▸ DIRECTION
Retype the lines between the one containing "x-tick-label: 1000 (1062, 743, 1093, 757)" and the one containing "legend-label: Avg. Disasters, Rapid Aging, Med.", inclusive, with no changes.

▸ DATA SUPPLIED
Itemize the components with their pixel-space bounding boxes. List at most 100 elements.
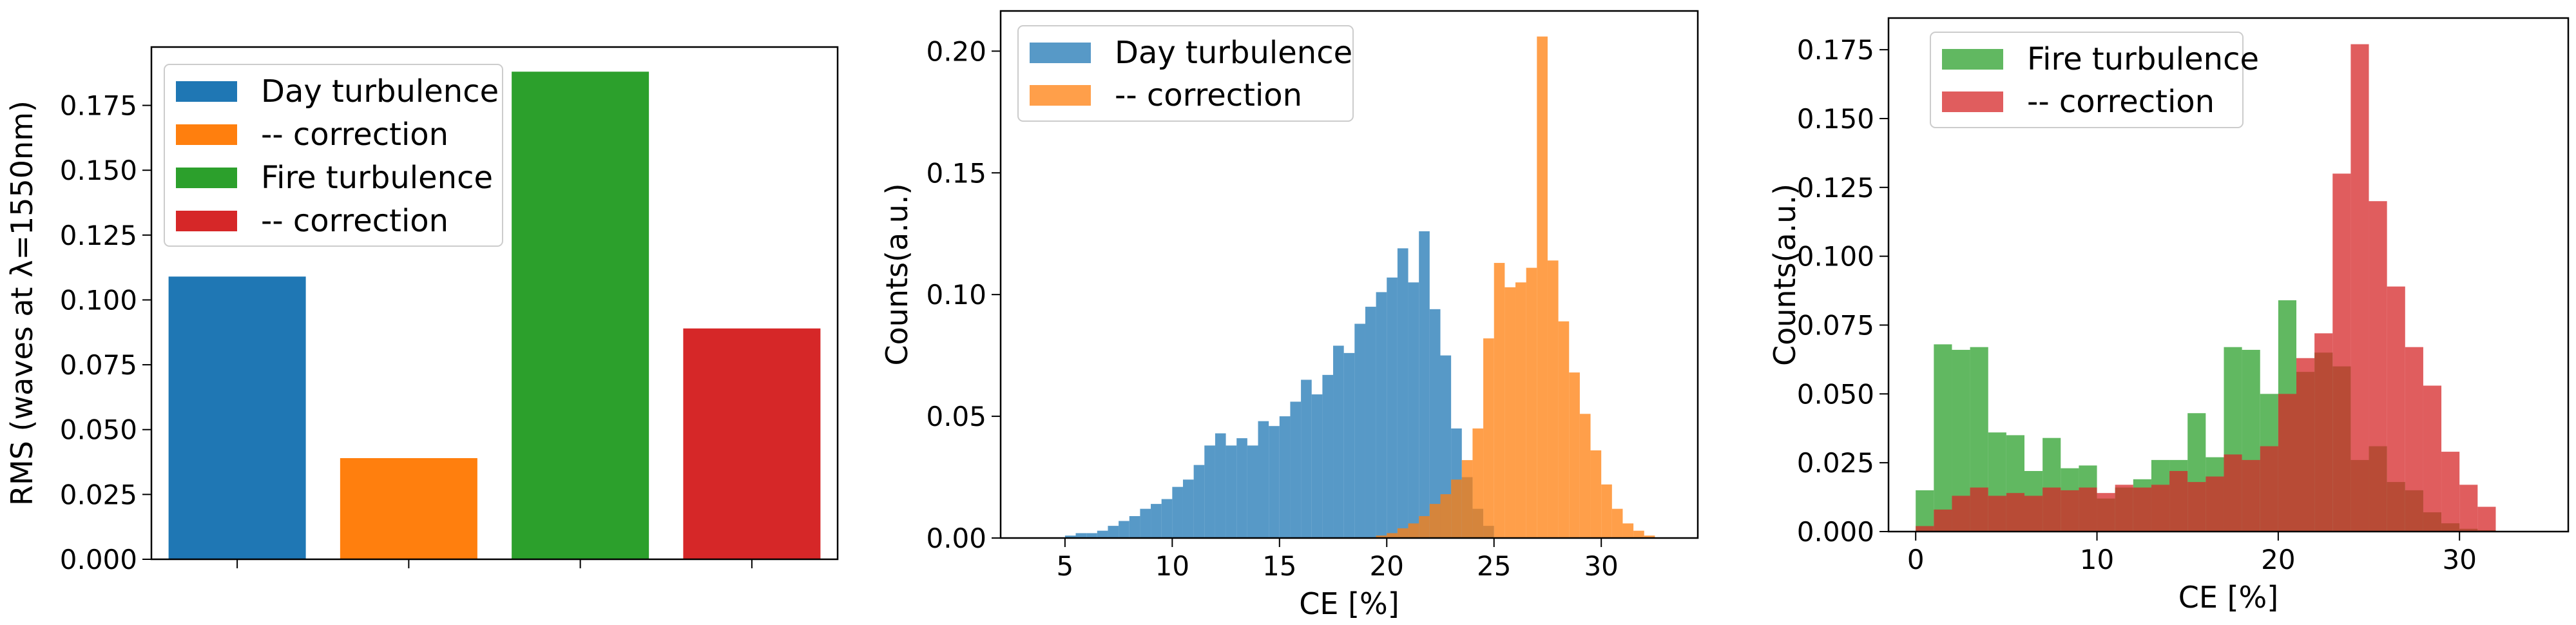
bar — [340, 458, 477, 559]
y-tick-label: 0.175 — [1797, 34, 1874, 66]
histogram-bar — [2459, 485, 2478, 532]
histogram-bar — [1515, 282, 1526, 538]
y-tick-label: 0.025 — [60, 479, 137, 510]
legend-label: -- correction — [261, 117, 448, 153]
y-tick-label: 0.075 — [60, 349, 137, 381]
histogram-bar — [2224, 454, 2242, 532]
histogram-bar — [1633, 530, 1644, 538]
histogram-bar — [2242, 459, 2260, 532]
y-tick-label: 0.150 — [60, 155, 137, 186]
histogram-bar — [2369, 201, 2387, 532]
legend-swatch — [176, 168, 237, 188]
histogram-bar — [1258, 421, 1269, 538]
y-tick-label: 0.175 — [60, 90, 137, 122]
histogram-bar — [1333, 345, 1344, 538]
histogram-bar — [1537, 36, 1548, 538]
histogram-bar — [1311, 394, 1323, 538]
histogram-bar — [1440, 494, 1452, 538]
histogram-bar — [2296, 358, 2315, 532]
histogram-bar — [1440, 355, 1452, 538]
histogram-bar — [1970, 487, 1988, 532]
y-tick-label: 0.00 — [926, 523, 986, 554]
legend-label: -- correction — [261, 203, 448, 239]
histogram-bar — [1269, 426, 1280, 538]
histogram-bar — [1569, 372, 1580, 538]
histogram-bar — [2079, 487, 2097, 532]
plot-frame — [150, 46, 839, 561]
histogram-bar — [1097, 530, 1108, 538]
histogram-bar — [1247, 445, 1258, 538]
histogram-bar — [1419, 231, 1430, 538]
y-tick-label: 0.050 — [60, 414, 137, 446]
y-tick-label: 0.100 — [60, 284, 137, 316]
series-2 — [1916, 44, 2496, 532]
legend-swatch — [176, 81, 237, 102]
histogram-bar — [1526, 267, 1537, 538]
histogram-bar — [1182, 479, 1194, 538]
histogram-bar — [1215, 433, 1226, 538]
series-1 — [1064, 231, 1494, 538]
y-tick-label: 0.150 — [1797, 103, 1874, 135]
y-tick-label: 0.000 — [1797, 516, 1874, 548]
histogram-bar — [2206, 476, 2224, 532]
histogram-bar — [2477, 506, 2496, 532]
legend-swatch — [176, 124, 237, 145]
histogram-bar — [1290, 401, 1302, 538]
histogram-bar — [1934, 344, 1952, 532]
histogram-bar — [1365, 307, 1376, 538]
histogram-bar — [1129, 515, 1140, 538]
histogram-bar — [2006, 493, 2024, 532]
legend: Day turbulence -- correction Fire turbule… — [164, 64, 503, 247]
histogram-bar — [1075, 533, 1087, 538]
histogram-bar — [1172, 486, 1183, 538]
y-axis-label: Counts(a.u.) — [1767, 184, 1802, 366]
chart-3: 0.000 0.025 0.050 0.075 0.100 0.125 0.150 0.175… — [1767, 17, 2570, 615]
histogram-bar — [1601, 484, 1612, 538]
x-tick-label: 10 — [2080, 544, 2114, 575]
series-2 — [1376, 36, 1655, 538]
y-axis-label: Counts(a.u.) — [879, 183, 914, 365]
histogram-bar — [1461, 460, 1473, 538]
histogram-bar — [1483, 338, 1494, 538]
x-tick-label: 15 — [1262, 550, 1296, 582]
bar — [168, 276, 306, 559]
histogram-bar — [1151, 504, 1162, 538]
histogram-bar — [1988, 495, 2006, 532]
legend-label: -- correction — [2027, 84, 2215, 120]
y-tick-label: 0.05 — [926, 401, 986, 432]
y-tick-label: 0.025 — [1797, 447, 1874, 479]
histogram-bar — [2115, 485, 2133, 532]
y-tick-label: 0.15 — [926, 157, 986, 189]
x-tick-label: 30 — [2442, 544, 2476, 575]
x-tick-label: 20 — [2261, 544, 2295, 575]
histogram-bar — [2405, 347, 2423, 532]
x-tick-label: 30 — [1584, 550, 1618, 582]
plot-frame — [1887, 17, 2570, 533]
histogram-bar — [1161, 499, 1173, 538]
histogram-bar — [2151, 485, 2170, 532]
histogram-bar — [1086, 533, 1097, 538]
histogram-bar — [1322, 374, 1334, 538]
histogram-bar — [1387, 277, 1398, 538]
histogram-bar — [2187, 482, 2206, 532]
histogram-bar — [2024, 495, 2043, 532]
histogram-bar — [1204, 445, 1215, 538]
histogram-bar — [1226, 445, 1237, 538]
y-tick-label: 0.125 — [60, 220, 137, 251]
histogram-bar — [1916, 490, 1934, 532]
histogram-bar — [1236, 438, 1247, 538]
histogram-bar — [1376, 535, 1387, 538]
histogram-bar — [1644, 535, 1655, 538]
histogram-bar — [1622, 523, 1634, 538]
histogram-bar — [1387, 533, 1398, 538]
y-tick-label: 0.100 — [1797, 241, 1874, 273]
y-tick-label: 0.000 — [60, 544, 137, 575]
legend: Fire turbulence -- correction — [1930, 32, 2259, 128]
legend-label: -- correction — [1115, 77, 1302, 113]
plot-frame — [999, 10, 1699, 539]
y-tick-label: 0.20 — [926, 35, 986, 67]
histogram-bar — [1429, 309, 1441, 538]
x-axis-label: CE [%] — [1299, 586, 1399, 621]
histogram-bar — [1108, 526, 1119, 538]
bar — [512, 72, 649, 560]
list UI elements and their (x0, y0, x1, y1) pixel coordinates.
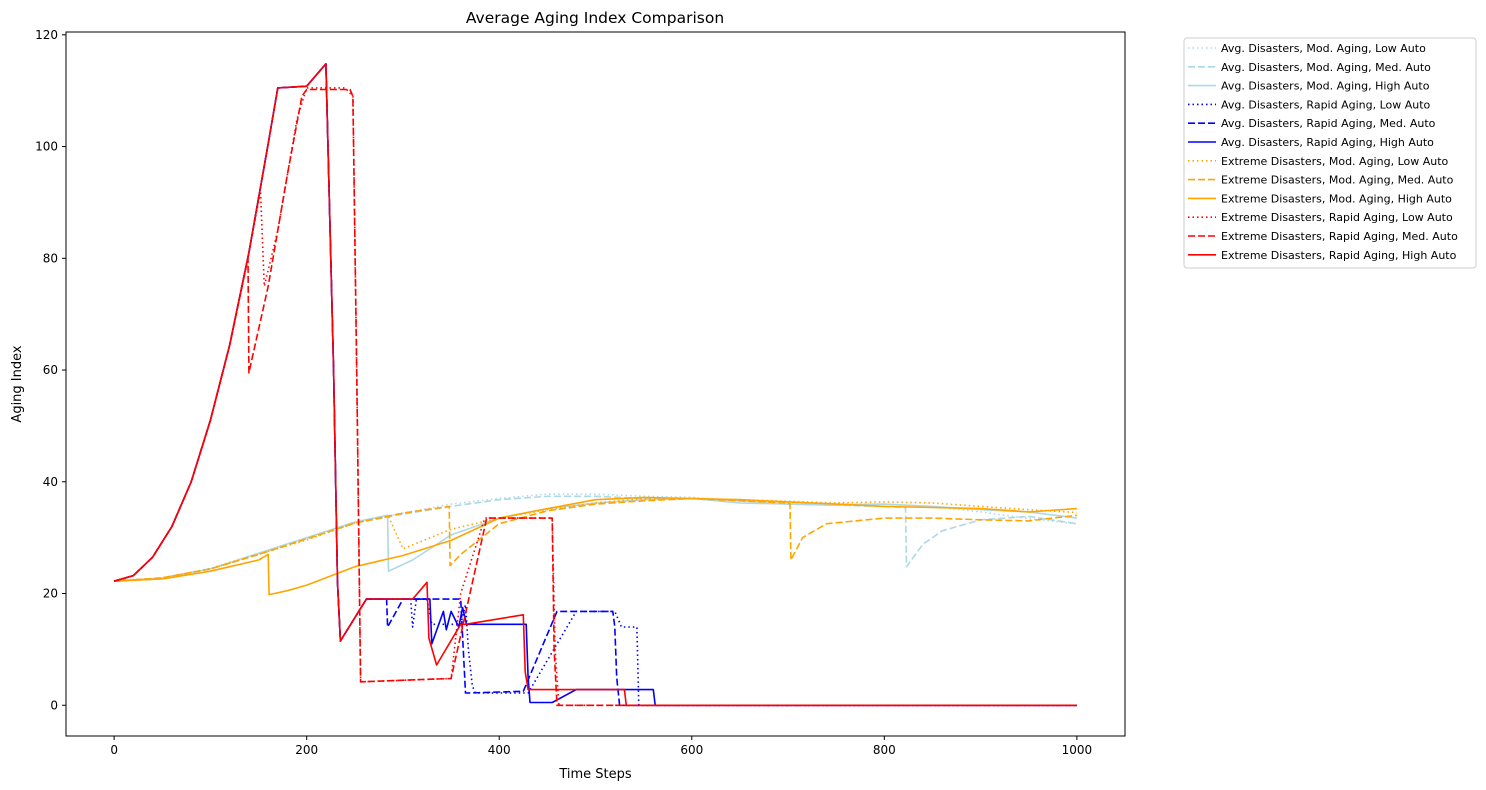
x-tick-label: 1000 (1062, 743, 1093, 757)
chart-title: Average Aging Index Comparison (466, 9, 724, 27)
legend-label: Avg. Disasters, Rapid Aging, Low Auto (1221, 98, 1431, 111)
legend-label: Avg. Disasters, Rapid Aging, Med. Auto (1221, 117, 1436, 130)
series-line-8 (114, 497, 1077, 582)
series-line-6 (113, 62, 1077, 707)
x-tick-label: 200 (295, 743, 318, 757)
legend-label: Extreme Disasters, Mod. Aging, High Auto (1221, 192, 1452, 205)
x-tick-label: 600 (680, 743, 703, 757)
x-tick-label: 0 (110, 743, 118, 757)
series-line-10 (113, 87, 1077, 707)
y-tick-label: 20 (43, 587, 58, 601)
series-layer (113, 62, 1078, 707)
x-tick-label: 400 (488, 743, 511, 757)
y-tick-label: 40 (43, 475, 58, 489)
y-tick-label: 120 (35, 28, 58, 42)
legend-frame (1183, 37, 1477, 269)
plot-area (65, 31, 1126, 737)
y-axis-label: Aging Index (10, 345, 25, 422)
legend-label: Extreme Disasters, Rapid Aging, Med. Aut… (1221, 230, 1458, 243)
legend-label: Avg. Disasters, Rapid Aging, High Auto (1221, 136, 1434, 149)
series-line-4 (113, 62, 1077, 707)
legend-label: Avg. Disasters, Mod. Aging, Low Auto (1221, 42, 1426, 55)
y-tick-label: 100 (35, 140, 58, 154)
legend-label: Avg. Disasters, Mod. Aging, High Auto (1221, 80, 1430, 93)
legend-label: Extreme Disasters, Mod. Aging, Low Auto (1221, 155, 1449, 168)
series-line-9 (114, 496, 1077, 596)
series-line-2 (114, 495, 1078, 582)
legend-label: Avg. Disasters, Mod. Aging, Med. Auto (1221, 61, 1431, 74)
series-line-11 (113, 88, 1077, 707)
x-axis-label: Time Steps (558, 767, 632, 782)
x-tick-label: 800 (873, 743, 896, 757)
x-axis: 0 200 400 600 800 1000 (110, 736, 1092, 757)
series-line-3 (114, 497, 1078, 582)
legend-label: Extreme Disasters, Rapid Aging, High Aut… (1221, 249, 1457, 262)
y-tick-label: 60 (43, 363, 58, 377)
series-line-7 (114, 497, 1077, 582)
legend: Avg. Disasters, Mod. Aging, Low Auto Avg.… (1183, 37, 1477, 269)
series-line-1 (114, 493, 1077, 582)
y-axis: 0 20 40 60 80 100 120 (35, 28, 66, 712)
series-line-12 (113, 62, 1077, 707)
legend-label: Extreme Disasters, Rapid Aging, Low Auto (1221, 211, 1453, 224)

▸ CORRECT ANSWER
x-tick-label: 1000 (1062, 743, 1093, 757)
chart-title: Average Aging Index Comparison (466, 9, 724, 27)
legend-label: Avg. Disasters, Rapid Aging, Low Auto (1221, 98, 1431, 111)
legend-label: Avg. Disasters, Rapid Aging, Med. Auto (1221, 117, 1436, 130)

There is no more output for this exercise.